== OBJECTIVE ==
Work out how many lines hold the string "instalação". Give that number and nothing more.

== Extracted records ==
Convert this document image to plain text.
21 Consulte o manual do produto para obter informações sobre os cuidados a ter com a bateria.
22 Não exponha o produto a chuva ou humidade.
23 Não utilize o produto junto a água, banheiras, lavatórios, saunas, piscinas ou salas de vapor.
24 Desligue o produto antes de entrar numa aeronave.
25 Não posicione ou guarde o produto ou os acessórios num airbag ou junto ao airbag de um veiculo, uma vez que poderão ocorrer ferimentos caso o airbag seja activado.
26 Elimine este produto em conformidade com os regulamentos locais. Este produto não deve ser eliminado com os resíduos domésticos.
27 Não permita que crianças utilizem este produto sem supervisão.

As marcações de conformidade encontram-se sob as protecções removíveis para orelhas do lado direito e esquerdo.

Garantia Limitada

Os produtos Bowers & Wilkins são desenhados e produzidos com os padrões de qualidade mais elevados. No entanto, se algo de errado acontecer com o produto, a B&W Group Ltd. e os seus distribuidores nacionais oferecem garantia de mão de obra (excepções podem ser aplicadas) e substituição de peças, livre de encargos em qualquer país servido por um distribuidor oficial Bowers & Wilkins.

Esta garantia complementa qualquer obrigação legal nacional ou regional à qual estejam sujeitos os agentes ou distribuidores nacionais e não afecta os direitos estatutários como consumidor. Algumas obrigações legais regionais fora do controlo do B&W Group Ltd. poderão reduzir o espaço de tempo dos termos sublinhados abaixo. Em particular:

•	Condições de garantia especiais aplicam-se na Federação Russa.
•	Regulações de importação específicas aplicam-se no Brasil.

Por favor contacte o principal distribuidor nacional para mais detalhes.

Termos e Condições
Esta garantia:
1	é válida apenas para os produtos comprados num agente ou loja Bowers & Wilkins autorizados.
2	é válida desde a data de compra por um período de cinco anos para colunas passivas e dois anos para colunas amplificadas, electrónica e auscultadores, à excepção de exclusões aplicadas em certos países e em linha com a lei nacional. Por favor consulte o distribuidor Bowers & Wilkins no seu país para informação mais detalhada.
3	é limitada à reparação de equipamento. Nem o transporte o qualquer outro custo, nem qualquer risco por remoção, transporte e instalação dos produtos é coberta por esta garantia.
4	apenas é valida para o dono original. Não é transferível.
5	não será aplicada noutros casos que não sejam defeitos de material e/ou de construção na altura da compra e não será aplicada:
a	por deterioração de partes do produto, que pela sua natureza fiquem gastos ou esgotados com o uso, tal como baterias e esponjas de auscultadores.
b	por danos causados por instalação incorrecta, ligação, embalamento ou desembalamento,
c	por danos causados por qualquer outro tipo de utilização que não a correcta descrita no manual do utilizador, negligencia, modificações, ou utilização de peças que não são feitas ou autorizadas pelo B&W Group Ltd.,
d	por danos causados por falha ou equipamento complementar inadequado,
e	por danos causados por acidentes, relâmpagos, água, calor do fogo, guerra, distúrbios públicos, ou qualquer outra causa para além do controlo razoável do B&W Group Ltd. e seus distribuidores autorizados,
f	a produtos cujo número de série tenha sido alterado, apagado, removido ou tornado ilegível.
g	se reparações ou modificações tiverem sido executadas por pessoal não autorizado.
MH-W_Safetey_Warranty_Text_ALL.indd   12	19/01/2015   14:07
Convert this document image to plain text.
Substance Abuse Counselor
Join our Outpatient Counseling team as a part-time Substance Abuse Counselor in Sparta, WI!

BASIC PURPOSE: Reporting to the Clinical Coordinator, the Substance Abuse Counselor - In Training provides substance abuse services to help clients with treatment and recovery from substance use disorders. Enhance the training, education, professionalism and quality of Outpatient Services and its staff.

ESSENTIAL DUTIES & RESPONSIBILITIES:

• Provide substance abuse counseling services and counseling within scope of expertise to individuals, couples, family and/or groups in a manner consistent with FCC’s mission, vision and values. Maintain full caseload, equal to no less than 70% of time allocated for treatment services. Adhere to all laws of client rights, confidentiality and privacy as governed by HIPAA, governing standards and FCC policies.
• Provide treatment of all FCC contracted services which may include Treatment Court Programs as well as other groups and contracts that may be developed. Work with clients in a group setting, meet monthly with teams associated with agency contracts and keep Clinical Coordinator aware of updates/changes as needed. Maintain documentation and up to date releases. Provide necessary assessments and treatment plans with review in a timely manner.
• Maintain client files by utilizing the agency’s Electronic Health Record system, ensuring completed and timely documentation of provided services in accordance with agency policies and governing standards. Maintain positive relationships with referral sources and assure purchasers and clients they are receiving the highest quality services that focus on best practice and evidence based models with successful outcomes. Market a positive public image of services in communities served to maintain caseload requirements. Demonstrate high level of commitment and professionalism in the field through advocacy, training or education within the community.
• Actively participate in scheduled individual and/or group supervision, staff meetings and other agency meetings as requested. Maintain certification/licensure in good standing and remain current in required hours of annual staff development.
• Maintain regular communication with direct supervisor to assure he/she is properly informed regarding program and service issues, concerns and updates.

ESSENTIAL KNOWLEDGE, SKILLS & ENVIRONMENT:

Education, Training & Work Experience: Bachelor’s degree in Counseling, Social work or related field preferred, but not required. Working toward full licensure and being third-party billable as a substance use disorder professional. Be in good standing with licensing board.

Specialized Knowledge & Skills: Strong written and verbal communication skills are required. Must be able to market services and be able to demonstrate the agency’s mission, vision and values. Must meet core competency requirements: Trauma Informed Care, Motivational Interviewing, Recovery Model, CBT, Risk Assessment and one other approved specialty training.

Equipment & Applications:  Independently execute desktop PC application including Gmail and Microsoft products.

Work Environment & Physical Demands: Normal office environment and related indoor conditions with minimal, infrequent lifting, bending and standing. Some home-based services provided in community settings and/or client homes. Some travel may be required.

== FULL SOLUTION ==
2